*** EXCERPTED RECORDS ***
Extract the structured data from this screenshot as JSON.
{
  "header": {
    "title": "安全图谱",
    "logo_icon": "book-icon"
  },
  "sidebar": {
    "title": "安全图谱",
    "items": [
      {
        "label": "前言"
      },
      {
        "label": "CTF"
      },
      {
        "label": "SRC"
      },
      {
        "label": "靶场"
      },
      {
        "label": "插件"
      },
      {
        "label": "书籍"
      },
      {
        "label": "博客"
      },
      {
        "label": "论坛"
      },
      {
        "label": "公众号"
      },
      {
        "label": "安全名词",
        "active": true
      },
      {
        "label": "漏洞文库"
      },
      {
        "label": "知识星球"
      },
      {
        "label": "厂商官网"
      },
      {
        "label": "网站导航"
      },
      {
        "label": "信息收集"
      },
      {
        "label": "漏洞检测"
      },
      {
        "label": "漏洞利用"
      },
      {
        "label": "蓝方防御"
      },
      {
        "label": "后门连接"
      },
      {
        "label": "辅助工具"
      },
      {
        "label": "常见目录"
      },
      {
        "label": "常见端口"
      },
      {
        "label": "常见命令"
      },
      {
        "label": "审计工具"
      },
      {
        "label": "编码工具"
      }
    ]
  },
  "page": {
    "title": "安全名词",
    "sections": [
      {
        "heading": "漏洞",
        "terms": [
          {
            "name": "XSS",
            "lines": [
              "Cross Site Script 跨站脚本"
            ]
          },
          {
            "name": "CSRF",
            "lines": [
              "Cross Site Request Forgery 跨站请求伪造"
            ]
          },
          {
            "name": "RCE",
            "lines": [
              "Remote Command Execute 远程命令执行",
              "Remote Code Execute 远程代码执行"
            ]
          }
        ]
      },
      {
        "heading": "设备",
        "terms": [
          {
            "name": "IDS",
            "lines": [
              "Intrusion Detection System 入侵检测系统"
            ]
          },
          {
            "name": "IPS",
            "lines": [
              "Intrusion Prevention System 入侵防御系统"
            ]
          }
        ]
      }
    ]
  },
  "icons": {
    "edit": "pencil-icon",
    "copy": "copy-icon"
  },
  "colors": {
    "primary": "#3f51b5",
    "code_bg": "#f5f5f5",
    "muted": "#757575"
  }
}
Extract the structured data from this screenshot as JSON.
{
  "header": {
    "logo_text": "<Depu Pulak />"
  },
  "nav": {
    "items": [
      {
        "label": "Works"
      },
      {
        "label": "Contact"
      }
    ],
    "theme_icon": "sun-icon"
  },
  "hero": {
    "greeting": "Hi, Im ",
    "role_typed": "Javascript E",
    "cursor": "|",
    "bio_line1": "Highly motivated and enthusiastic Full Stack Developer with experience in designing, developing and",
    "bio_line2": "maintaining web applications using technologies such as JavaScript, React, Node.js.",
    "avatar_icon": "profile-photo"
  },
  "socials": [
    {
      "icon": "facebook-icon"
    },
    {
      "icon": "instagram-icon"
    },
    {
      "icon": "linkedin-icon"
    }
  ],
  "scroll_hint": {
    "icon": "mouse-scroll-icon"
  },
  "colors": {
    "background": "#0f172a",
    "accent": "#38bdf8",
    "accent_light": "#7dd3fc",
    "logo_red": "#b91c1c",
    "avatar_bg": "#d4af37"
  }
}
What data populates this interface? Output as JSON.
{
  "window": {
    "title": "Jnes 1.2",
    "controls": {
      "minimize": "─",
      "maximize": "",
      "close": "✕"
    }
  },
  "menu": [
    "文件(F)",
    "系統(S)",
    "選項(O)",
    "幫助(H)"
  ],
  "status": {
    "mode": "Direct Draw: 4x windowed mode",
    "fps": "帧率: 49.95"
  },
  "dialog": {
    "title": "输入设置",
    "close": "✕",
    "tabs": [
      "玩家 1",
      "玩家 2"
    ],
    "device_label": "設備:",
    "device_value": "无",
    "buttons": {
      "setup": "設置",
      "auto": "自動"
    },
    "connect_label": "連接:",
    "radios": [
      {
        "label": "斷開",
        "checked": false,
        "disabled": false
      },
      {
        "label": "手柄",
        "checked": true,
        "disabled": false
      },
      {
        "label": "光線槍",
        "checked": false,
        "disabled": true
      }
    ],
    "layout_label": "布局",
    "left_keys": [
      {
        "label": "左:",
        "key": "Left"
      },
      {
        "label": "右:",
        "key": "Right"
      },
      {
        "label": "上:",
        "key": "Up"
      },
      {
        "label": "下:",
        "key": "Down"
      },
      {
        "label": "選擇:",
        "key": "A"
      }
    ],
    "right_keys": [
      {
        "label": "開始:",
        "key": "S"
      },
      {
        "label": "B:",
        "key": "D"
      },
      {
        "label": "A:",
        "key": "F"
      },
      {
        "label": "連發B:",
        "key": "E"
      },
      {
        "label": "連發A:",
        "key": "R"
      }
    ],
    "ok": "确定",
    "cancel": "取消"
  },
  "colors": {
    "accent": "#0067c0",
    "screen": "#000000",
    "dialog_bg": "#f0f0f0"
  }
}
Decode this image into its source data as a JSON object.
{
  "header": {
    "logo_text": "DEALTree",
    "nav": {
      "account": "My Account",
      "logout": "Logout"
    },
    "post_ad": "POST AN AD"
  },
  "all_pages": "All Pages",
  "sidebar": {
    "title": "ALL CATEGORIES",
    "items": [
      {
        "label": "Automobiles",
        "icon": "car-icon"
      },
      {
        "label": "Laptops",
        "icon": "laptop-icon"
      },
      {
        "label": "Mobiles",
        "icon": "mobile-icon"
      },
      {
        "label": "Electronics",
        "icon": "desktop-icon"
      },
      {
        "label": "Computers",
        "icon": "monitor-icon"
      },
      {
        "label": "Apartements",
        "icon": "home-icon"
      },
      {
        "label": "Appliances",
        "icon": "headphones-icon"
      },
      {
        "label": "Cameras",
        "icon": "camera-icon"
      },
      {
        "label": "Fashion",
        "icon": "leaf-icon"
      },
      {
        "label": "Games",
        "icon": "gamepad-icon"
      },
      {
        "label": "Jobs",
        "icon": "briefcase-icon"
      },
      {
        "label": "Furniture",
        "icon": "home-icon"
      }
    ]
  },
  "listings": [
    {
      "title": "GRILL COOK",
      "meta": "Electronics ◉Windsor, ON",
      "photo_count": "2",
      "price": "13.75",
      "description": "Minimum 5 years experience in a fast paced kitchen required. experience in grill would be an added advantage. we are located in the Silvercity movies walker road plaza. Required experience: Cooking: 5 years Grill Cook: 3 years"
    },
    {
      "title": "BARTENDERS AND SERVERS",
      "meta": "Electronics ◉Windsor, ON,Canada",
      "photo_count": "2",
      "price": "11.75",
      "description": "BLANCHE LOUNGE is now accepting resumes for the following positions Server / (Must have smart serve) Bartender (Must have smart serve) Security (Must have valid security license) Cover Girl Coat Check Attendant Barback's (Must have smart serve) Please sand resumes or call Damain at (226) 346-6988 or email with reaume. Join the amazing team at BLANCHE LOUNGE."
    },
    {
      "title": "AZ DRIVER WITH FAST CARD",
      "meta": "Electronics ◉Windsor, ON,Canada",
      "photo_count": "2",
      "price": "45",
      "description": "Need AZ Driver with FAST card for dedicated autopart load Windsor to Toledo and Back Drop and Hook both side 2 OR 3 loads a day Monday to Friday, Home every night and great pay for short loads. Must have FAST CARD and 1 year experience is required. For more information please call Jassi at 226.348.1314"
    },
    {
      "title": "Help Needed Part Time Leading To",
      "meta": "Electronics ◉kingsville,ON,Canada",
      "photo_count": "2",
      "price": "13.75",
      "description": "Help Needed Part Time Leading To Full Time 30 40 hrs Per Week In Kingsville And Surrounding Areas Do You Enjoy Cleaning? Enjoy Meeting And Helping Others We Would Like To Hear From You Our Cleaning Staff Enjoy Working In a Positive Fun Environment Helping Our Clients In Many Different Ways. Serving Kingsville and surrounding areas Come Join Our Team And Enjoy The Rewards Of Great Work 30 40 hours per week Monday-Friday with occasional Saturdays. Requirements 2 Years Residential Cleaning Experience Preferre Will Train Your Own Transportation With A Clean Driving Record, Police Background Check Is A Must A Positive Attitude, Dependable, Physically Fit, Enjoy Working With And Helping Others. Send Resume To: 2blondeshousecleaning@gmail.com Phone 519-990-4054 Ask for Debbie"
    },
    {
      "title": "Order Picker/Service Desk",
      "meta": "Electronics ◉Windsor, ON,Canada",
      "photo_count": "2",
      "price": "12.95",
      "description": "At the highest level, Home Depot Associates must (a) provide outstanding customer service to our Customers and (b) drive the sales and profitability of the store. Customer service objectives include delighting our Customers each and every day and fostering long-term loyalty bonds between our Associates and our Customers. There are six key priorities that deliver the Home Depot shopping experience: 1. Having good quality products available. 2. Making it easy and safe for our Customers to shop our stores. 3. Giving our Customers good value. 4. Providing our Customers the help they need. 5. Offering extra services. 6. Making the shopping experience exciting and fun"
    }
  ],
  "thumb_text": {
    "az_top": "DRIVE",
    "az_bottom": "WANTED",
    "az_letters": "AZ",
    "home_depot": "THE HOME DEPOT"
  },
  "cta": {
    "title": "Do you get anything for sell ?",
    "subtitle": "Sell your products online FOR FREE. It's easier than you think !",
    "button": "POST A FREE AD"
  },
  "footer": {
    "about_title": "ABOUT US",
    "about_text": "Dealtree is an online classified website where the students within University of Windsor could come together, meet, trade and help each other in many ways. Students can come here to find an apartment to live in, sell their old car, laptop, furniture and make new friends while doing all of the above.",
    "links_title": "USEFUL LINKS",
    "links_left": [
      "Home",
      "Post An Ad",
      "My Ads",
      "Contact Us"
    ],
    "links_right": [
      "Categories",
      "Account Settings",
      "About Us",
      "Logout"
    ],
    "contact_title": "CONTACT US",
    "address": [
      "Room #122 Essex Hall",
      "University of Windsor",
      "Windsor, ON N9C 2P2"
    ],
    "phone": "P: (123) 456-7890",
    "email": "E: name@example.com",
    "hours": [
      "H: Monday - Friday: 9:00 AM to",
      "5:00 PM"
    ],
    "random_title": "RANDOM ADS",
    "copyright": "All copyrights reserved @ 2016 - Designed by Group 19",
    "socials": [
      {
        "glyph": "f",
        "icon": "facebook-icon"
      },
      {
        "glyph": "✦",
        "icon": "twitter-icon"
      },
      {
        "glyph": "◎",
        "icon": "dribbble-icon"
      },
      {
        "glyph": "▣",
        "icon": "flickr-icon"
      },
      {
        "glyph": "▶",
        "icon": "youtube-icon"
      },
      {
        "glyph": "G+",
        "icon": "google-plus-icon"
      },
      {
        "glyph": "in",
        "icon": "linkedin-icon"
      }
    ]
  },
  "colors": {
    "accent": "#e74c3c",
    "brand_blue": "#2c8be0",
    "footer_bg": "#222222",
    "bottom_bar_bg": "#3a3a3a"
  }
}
***
Respond with nothing but the number of lines in the entries that contain the string "University".

• _OUTPUT FOR THIS TASK_
2